▶ **Items from a data source**

◆ ◆ ◆ ◆

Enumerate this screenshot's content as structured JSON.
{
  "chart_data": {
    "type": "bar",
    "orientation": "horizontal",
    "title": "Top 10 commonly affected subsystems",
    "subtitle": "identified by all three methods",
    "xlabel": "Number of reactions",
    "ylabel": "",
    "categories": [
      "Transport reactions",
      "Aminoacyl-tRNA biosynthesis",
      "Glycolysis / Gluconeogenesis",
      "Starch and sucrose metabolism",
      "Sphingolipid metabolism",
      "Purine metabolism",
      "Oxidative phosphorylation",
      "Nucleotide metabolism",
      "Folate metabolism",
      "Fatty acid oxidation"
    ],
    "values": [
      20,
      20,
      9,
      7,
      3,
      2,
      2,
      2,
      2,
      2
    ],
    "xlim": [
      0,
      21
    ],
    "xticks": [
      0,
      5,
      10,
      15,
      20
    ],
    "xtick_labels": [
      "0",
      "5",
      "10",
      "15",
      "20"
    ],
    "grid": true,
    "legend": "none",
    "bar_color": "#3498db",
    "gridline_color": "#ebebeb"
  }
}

◆ ◆ ◆ ◆

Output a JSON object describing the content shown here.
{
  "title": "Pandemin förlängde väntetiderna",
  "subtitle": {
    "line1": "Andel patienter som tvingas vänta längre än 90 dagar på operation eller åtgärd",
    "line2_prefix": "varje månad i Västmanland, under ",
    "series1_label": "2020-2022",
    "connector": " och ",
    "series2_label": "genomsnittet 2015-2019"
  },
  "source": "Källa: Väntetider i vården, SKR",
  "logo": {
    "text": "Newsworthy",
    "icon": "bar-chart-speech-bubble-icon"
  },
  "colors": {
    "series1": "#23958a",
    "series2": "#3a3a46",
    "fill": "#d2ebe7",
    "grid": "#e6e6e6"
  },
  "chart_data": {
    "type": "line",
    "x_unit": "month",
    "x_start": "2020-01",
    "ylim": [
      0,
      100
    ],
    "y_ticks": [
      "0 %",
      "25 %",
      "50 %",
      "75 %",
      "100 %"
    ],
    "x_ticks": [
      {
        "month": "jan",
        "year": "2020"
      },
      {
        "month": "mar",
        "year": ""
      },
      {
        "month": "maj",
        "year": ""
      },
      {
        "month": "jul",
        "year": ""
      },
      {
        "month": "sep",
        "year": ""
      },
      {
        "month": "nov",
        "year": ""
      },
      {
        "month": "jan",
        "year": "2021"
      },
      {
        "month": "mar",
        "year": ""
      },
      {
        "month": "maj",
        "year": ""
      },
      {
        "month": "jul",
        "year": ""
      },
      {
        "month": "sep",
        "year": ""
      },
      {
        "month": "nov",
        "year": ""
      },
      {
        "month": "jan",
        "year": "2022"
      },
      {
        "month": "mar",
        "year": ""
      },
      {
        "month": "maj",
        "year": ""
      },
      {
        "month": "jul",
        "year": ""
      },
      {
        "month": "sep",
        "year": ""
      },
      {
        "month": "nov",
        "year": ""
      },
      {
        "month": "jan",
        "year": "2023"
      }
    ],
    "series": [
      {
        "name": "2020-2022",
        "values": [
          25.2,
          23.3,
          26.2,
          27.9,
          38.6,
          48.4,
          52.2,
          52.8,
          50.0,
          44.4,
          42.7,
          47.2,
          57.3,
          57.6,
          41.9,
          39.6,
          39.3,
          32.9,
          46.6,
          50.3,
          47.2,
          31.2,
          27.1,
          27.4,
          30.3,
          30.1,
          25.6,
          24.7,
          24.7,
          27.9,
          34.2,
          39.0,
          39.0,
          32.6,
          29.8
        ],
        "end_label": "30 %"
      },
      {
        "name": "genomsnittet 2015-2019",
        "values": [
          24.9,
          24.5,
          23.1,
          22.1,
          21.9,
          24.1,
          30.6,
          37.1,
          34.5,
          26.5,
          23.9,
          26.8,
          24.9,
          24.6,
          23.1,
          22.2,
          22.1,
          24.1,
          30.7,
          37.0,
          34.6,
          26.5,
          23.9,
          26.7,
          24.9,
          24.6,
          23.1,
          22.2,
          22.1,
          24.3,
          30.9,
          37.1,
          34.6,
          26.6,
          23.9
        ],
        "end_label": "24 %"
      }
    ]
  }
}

◆ ◆ ◆ ◆

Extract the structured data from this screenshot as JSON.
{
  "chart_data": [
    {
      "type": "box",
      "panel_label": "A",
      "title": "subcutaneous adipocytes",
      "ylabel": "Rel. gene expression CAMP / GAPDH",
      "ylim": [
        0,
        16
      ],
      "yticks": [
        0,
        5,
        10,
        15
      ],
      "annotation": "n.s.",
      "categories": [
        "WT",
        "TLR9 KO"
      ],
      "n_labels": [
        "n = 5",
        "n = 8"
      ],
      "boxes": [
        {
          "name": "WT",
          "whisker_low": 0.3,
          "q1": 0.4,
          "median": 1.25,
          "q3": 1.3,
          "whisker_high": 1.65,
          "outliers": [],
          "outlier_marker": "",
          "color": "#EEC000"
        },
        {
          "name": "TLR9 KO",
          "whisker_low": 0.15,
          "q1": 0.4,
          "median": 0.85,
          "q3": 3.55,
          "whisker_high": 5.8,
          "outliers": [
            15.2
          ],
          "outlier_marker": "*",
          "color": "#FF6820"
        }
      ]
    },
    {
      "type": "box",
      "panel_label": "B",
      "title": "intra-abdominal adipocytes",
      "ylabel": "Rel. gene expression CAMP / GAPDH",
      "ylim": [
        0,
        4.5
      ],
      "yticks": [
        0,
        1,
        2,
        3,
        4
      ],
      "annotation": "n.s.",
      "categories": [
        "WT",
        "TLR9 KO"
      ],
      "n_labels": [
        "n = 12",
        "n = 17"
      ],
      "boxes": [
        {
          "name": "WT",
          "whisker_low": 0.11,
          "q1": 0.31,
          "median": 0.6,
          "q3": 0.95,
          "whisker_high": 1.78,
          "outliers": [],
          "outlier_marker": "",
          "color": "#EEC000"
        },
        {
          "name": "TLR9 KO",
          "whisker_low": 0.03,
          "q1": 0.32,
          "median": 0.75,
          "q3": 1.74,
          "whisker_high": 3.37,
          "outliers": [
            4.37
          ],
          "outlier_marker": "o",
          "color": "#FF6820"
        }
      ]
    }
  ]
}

◆ ◆ ◆ ◆

▶ **Work order**
Count the lines in the records above that hold the word "structured", and give only that number.

▶ **Answer box**
2